- [Goal] Determine the count of lines holding "none" and give that count alone.

[Dataset listings of figures]
** begin **

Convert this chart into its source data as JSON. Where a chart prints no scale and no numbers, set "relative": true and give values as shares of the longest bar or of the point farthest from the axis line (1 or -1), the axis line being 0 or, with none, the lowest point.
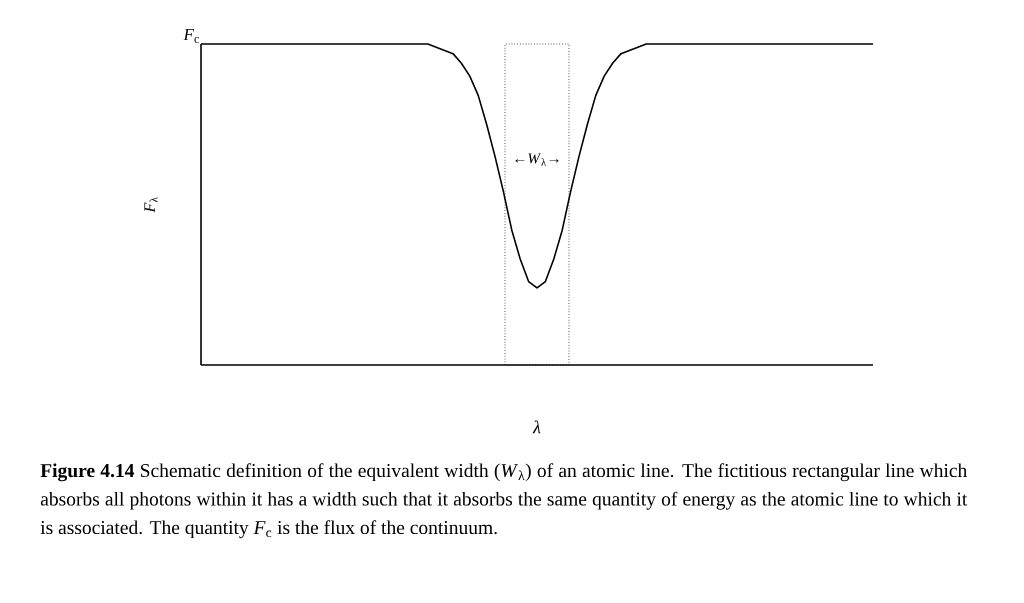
{
  "chart_data": {
    "type": "line",
    "relative": true,
    "xlabel": "*λ*",
    "ylabel": "*F*$_{λ}$",
    "marker": "none",
    "categories": [
      null,
      null,
      null,
      null,
      null,
      null,
      null,
      null,
      null,
      null,
      null,
      null,
      null,
      null,
      null,
      null,
      null,
      null,
      null,
      null,
      null,
      null,
      null,
      null,
      null,
      null,
      null,
      null,
      null,
      null,
      null,
      null,
      null,
      null,
      null,
      null,
      null,
      null,
      null,
      null,
      null,
      null,
      null,
      null,
      null,
      null,
      null,
      null,
      null,
      null,
      null,
      null,
      null,
      null,
      null,
      null,
      null,
      null,
      null,
      null,
      null,
      null,
      null,
      null,
      null,
      null,
      null,
      null,
      null,
      null,
      null,
      null,
      null,
      null,
      null,
      null,
      null,
      null,
      null,
      null,
      null
    ],
    "series": [
      {
        "color": "#000000",
        "line_style": "solid",
        "values": [
          1,
          1,
          1,
          1,
          1,
          1,
          1,
          1,
          1,
          1,
          1,
          1,
          1,
          1,
          1,
          1,
          1,
          1,
          1,
          1,
          1,
          1,
          1,
          1,
          1,
          1,
          1,
          1,
          0.99,
          0.98,
          0.97,
          0.94,
          0.9,
          0.84,
          0.75,
          0.65,
          0.54,
          0.42,
          0.33,
          0.26,
          0.24,
          0.26,
          0.33,
          0.42,
          0.54,
          0.65,
          0.75,
          0.84,
          0.9,
          0.94,
          0.97,
          0.98,
          0.99,
          1,
          1,
          1,
          1,
          1,
          1,
          1,
          1,
          1,
          1,
          1,
          1,
          1,
          1,
          1,
          1,
          1,
          1,
          1,
          1,
          1,
          1,
          1,
          1,
          1,
          1,
          1,
          1
        ]
      }
    ],
    "annotations": [
      "*F*$_{c}$",
      "←*W*$_{λ}$→",
      "**Figure 4.14**   Schematic definition of the equivalent width (*W*$_{λ}$) of an atomic line. The fictitious rectangular line which absorbs all photons within it has a width such that it absorbs the same quantity of energy as the atomic line to which it is associated. The quantity *F*$_{c}$ is the flux of the continuum."
    ]
  }
}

** end **

- [Exercise answer] 2